Dataset items:
******************************

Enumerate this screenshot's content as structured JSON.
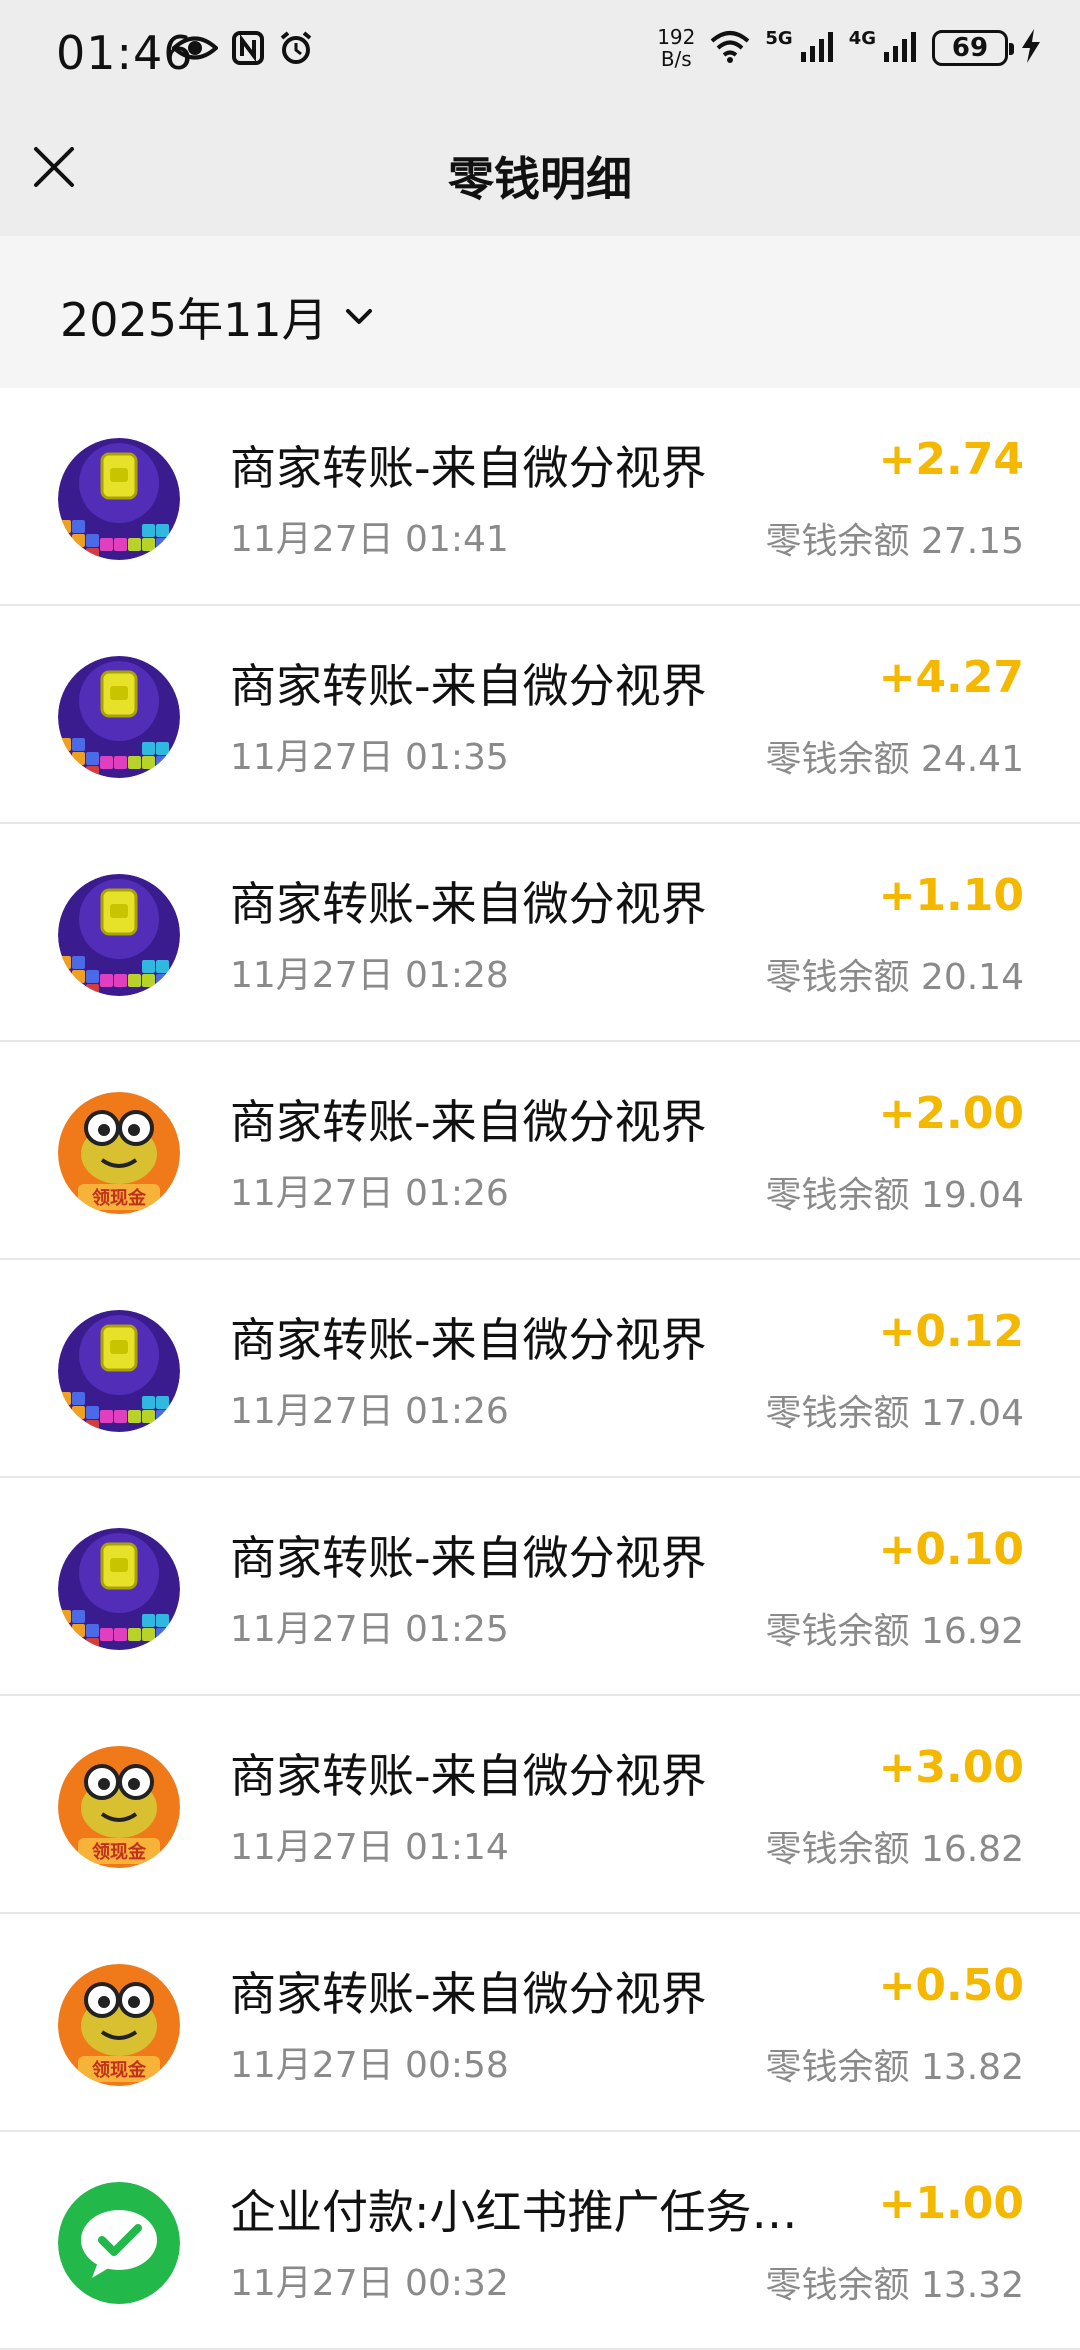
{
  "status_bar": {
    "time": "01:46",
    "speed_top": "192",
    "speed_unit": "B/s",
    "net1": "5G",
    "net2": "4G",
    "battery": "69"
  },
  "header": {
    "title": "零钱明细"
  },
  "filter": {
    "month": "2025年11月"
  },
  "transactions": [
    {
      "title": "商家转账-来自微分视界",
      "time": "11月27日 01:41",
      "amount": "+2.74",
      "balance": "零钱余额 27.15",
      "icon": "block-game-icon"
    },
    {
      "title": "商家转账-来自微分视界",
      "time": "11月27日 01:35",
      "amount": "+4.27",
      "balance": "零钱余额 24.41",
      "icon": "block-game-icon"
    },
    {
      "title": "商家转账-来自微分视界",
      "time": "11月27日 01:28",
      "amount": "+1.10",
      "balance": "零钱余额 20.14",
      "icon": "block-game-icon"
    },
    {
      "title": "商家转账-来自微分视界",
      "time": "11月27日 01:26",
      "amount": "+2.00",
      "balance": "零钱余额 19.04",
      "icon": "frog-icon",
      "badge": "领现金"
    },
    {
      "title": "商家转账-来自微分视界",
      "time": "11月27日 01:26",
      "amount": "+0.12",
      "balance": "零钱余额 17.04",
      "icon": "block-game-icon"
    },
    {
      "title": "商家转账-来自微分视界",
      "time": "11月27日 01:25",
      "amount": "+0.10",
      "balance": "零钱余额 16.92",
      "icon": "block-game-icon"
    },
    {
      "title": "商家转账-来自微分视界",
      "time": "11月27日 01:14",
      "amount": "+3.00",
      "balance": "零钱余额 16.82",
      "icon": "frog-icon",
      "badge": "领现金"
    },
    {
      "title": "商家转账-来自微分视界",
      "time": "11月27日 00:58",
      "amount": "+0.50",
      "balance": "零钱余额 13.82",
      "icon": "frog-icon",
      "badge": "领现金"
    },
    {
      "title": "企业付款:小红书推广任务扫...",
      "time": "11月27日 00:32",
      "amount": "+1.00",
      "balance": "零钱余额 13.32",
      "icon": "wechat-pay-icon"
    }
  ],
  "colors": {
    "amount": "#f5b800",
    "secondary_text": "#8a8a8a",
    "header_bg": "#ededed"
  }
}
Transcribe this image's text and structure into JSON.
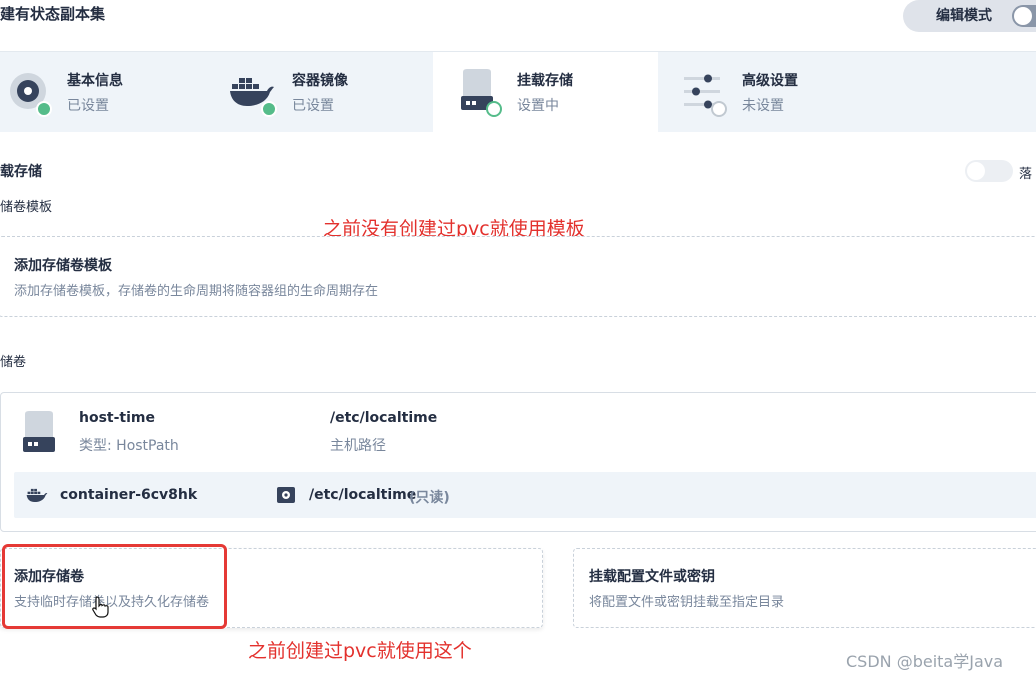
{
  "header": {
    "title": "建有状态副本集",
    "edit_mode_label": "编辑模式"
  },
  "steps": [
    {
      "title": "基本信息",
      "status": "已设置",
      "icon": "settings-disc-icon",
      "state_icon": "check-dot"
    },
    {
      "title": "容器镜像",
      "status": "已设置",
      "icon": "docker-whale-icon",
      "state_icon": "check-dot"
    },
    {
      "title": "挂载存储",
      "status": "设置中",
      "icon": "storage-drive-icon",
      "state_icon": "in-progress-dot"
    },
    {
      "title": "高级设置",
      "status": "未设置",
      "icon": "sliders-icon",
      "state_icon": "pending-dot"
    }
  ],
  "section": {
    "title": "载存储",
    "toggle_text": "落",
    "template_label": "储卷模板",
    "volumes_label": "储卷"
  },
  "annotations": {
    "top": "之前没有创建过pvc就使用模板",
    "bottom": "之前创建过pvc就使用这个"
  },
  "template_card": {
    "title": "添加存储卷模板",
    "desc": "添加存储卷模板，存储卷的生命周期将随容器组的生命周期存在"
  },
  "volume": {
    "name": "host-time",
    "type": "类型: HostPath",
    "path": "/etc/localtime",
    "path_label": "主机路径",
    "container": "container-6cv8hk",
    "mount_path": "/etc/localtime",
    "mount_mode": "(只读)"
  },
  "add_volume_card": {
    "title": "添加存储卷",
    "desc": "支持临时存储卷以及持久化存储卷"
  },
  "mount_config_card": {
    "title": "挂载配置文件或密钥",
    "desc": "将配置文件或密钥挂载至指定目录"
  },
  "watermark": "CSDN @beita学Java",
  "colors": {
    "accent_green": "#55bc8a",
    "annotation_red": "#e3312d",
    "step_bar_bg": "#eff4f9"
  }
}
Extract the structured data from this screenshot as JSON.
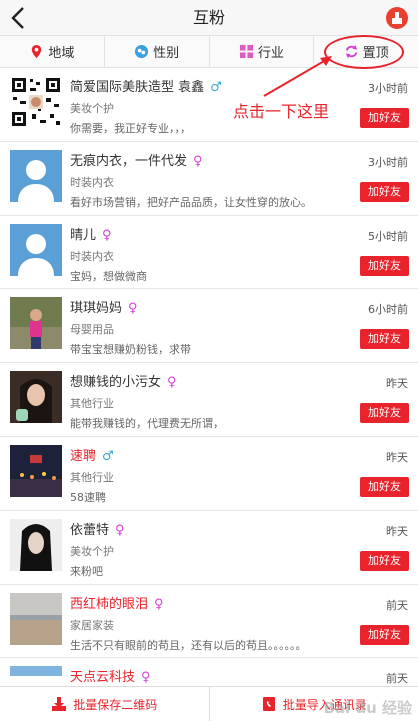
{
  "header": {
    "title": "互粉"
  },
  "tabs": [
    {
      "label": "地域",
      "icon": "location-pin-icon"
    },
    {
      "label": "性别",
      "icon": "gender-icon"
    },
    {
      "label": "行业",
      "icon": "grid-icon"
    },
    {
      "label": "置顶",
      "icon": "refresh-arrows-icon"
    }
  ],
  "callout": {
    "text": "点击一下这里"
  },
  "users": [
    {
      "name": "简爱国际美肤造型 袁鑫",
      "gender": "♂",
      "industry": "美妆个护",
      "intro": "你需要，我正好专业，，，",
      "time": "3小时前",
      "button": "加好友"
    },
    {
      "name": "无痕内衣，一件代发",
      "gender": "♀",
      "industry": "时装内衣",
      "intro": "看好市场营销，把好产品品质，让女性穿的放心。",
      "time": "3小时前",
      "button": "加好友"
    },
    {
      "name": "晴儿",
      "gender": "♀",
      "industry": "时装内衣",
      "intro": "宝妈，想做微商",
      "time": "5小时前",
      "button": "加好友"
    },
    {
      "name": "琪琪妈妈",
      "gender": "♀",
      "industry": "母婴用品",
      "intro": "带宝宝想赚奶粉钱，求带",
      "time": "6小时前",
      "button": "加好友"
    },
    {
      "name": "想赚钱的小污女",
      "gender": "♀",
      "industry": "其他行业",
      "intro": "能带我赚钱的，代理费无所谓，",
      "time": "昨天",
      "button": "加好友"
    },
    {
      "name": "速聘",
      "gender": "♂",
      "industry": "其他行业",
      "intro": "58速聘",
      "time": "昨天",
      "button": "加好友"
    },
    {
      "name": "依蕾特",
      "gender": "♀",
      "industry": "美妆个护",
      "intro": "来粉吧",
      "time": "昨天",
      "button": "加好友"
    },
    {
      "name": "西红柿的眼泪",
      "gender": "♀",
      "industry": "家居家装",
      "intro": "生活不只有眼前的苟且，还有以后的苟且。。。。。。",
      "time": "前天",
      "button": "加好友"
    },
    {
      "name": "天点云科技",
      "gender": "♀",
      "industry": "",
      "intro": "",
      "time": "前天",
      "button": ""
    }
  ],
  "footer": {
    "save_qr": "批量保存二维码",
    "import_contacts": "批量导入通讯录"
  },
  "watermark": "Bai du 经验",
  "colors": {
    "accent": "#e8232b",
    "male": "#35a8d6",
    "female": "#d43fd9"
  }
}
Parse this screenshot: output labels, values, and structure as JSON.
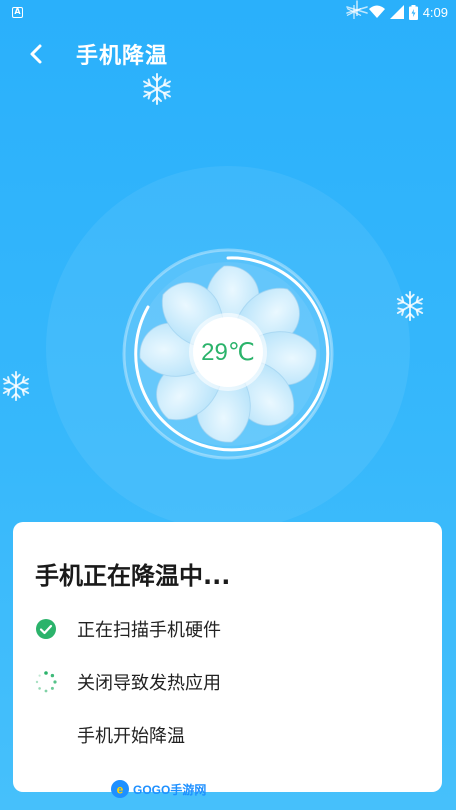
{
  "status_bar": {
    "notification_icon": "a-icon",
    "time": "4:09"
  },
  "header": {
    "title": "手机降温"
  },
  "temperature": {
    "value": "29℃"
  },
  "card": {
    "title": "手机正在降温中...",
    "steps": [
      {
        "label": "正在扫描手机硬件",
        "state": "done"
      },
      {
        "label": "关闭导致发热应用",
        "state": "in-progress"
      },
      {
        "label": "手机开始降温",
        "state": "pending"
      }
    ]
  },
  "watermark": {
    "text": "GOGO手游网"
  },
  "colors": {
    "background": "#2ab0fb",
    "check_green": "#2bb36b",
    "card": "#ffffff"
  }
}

******************************

▶ **What to do**: Of the lines in the listing above, how many hold the string "screenshot"? Reply with the number only.

▶ **Answer to this task**: 3